◆ The problem
Can you extract every one of the lines below and reproduce each one verbatim?

[Element and coordinate records]
<<<<
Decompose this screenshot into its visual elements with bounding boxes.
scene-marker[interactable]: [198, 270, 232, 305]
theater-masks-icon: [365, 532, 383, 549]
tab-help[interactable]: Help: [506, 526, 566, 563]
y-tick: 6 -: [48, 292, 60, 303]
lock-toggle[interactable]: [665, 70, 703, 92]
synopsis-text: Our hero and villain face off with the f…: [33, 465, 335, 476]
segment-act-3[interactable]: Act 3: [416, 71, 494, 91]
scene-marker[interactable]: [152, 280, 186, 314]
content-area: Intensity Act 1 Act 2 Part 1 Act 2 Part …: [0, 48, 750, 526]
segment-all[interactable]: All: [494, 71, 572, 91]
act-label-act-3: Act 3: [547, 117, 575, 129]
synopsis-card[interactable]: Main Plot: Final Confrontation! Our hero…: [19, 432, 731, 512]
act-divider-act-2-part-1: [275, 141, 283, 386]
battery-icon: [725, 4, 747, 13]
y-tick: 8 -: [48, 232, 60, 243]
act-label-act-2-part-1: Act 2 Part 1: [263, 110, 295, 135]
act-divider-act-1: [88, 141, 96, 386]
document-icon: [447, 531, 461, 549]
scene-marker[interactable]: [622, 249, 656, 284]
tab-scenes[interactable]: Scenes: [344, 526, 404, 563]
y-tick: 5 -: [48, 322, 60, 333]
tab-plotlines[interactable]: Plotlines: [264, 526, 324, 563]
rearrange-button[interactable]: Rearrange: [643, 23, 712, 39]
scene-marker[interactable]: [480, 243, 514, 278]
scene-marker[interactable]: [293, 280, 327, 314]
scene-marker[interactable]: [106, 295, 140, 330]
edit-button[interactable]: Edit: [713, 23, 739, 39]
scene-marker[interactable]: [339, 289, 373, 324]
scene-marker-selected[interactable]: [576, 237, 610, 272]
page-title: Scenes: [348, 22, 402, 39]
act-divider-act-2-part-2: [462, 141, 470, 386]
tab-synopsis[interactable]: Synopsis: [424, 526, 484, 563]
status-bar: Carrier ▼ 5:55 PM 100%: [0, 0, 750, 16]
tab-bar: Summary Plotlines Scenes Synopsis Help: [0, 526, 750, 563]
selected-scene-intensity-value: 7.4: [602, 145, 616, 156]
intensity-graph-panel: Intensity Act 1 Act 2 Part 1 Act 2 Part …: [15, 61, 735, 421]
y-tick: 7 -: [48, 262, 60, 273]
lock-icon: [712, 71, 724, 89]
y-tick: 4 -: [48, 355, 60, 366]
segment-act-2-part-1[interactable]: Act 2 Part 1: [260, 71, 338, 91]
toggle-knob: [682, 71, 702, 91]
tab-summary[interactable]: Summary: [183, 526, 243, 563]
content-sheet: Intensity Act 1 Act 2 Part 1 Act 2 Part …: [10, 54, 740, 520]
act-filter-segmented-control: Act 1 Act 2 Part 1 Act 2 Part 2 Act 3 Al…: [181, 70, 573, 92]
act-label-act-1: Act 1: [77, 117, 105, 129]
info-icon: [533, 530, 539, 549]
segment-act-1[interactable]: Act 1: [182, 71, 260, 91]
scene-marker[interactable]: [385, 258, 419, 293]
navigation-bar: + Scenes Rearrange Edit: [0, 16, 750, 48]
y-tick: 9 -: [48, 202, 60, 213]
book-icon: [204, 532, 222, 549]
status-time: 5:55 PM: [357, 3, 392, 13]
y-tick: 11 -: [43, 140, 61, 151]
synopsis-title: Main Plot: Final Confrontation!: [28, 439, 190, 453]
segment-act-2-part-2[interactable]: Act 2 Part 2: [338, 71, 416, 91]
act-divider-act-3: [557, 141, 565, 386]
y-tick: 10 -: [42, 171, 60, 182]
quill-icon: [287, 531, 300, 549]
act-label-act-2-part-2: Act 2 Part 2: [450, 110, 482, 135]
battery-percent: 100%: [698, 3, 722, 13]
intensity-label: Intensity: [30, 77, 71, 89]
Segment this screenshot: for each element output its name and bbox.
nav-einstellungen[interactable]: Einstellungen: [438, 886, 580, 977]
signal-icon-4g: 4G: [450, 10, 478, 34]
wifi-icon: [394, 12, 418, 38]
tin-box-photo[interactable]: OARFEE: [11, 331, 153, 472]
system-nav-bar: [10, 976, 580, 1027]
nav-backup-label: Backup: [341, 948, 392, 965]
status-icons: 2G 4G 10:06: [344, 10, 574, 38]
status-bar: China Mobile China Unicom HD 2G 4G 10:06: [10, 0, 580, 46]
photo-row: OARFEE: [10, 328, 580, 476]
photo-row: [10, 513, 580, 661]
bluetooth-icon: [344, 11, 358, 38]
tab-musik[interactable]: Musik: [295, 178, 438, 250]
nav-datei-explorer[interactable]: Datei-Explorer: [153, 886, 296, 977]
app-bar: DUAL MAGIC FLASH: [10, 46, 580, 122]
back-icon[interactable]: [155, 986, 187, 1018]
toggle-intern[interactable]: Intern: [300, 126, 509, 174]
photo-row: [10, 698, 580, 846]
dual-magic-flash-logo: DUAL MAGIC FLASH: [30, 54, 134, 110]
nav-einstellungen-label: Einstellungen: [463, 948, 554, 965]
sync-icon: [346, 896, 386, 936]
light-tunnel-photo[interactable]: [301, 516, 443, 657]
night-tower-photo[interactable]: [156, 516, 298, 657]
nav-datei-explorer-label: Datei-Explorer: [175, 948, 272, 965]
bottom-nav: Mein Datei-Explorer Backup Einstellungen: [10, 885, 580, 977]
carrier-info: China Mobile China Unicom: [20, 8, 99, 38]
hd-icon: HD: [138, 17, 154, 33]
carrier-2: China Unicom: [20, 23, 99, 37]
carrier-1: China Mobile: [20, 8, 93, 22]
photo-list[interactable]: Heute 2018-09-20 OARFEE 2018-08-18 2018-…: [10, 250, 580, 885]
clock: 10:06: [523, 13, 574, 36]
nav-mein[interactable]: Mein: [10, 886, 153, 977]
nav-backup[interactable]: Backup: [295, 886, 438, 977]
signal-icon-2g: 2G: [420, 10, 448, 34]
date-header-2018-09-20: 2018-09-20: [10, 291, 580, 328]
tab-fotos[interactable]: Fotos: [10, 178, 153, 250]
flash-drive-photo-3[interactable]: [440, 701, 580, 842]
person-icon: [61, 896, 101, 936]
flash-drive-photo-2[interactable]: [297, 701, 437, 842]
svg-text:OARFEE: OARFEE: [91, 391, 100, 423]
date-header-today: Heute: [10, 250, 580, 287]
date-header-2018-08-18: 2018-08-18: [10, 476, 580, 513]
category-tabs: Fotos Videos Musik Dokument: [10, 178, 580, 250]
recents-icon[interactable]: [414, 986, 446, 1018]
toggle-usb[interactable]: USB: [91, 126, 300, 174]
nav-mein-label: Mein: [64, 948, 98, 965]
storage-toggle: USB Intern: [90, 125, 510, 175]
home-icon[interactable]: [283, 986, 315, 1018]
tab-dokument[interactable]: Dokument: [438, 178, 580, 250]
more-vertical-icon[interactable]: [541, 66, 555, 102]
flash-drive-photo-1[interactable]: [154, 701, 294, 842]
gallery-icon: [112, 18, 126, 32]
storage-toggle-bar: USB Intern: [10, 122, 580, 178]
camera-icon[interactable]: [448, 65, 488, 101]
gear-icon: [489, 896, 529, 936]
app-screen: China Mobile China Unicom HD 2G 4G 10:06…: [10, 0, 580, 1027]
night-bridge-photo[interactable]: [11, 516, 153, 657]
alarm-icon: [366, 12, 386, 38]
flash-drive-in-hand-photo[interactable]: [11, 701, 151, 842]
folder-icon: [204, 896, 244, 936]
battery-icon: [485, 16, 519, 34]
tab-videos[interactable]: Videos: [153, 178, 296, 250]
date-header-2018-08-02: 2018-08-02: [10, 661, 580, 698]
>>>>
◆ Exercise response
Decompose this screenshot into its visual elements with bounding boxes.
scene-marker[interactable]: [198, 270, 232, 305]
theater-masks-icon: [365, 532, 383, 549]
tab-help[interactable]: Help: [506, 526, 566, 563]
y-tick: 6 -: [48, 292, 60, 303]
lock-toggle[interactable]: [665, 70, 703, 92]
synopsis-text: Our hero and villain face off with the f…: [33, 465, 335, 476]
segment-act-3[interactable]: Act 3: [416, 71, 494, 91]
scene-marker[interactable]: [152, 280, 186, 314]
content-area: Intensity Act 1 Act 2 Part 1 Act 2 Part …: [0, 48, 750, 526]
segment-all[interactable]: All: [494, 71, 572, 91]
act-label-act-3: Act 3: [547, 117, 575, 129]
synopsis-card[interactable]: Main Plot: Final Confrontation! Our hero…: [19, 432, 731, 512]
act-divider-act-2-part-1: [275, 141, 283, 386]
battery-icon: [725, 4, 747, 13]
y-tick: 8 -: [48, 232, 60, 243]
act-label-act-2-part-1: Act 2 Part 1: [263, 110, 295, 135]
act-divider-act-1: [88, 141, 96, 386]
document-icon: [447, 531, 461, 549]
scene-marker[interactable]: [622, 249, 656, 284]
tab-scenes[interactable]: Scenes: [344, 526, 404, 563]
y-tick: 5 -: [48, 322, 60, 333]
tab-plotlines[interactable]: Plotlines: [264, 526, 324, 563]
rearrange-button[interactable]: Rearrange: [643, 23, 712, 39]
scene-marker[interactable]: [480, 243, 514, 278]
scene-marker[interactable]: [293, 280, 327, 314]
scene-marker[interactable]: [106, 295, 140, 330]
edit-button[interactable]: Edit: [713, 23, 739, 39]
scene-marker[interactable]: [339, 289, 373, 324]
scene-marker-selected[interactable]: [576, 237, 610, 272]
page-title: Scenes: [348, 22, 402, 39]
act-divider-act-2-part-2: [462, 141, 470, 386]
tab-synopsis[interactable]: Synopsis: [424, 526, 484, 563]
status-bar: Carrier ▼ 5:55 PM 100%: [0, 0, 750, 16]
tab-bar: Summary Plotlines Scenes Synopsis Help: [0, 526, 750, 563]
selected-scene-intensity-value: 7.4: [602, 145, 616, 156]
intensity-graph-panel: Intensity Act 1 Act 2 Part 1 Act 2 Part …: [15, 61, 735, 421]
y-tick: 7 -: [48, 262, 60, 273]
lock-icon: [712, 71, 724, 89]
y-tick: 4 -: [48, 355, 60, 366]
segment-act-2-part-1[interactable]: Act 2 Part 1: [260, 71, 338, 91]
toggle-knob: [682, 71, 702, 91]
tab-summary[interactable]: Summary: [183, 526, 243, 563]
content-sheet: Intensity Act 1 Act 2 Part 1 Act 2 Part …: [10, 54, 740, 520]
act-filter-segmented-control: Act 1 Act 2 Part 1 Act 2 Part 2 Act 3 Al…: [181, 70, 573, 92]
act-label-act-1: Act 1: [77, 117, 105, 129]
info-icon: [533, 530, 539, 549]
segment-act-1[interactable]: Act 1: [182, 71, 260, 91]
scene-marker[interactable]: [385, 258, 419, 293]
navigation-bar: + Scenes Rearrange Edit: [0, 16, 750, 48]
y-tick: 9 -: [48, 202, 60, 213]
book-icon: [204, 532, 222, 549]
status-time: 5:55 PM: [357, 3, 392, 13]
y-tick: 11 -: [43, 140, 61, 151]
synopsis-title: Main Plot: Final Confrontation!: [28, 439, 190, 453]
segment-act-2-part-2[interactable]: Act 2 Part 2: [338, 71, 416, 91]
act-divider-act-3: [557, 141, 565, 386]
y-tick: 10 -: [42, 171, 60, 182]
quill-icon: [287, 531, 300, 549]
act-label-act-2-part-2: Act 2 Part 2: [450, 110, 482, 135]
battery-percent: 100%: [698, 3, 722, 13]
intensity-label: Intensity: [30, 77, 71, 89]
Segment this screenshot: for each element output its name and bbox.
nav-einstellungen[interactable]: Einstellungen: [438, 886, 580, 977]
signal-icon-4g: 4G: [450, 10, 478, 34]
wifi-icon: [394, 12, 418, 38]
tin-box-photo[interactable]: OARFEE: [11, 331, 153, 472]
system-nav-bar: [10, 976, 580, 1027]
nav-backup-label: Backup: [341, 948, 392, 965]
status-icons: 2G 4G 10:06: [344, 10, 574, 38]
status-bar: China Mobile China Unicom HD 2G 4G 10:06: [10, 0, 580, 46]
photo-row: OARFEE: [10, 328, 580, 476]
photo-row: [10, 513, 580, 661]
bluetooth-icon: [344, 11, 358, 38]
tab-musik[interactable]: Musik: [295, 178, 438, 250]
nav-datei-explorer[interactable]: Datei-Explorer: [153, 886, 296, 977]
app-bar: DUAL MAGIC FLASH: [10, 46, 580, 122]
back-icon[interactable]: [155, 986, 187, 1018]
toggle-intern[interactable]: Intern: [300, 126, 509, 174]
photo-row: [10, 698, 580, 846]
dual-magic-flash-logo: DUAL MAGIC FLASH: [30, 54, 134, 110]
nav-einstellungen-label: Einstellungen: [463, 948, 554, 965]
sync-icon: [346, 896, 386, 936]
light-tunnel-photo[interactable]: [301, 516, 443, 657]
night-tower-photo[interactable]: [156, 516, 298, 657]
nav-datei-explorer-label: Datei-Explorer: [175, 948, 272, 965]
bottom-nav: Mein Datei-Explorer Backup Einstellungen: [10, 885, 580, 977]
carrier-info: China Mobile China Unicom: [20, 8, 99, 38]
hd-icon: HD: [138, 17, 154, 33]
carrier-2: China Unicom: [20, 23, 99, 37]
carrier-1: China Mobile: [20, 8, 93, 22]
photo-list[interactable]: Heute 2018-09-20 OARFEE 2018-08-18 2018-…: [10, 250, 580, 885]
clock: 10:06: [523, 13, 574, 36]
nav-mein[interactable]: Mein: [10, 886, 153, 977]
nav-backup[interactable]: Backup: [295, 886, 438, 977]
signal-icon-2g: 2G: [420, 10, 448, 34]
date-header-2018-09-20: 2018-09-20: [10, 291, 580, 328]
tab-fotos[interactable]: Fotos: [10, 178, 153, 250]
flash-drive-photo-3[interactable]: [440, 701, 580, 842]
person-icon: [61, 896, 101, 936]
flash-drive-photo-2[interactable]: [297, 701, 437, 842]
svg-text:OARFEE: OARFEE: [91, 391, 100, 423]
date-header-today: Heute: [10, 250, 580, 287]
date-header-2018-08-18: 2018-08-18: [10, 476, 580, 513]
category-tabs: Fotos Videos Musik Dokument: [10, 178, 580, 250]
recents-icon[interactable]: [414, 986, 446, 1018]
toggle-usb[interactable]: USB: [91, 126, 300, 174]
nav-mein-label: Mein: [64, 948, 98, 965]
storage-toggle: USB Intern: [90, 125, 510, 175]
home-icon[interactable]: [283, 986, 315, 1018]
tab-dokument[interactable]: Dokument: [438, 178, 580, 250]
more-vertical-icon[interactable]: [541, 66, 555, 102]
flash-drive-photo-1[interactable]: [154, 701, 294, 842]
gallery-icon: [112, 18, 126, 32]
storage-toggle-bar: USB Intern: [10, 122, 580, 178]
camera-icon[interactable]: [448, 65, 488, 101]
gear-icon: [489, 896, 529, 936]
app-screen: China Mobile China Unicom HD 2G 4G 10:06…: [10, 0, 580, 1027]
night-bridge-photo[interactable]: [11, 516, 153, 657]
alarm-icon: [366, 12, 386, 38]
flash-drive-in-hand-photo[interactable]: [11, 701, 151, 842]
folder-icon: [204, 896, 244, 936]
battery-icon: [485, 16, 519, 34]
tab-videos[interactable]: Videos: [153, 178, 296, 250]
date-header-2018-08-02: 2018-08-02: [10, 661, 580, 698]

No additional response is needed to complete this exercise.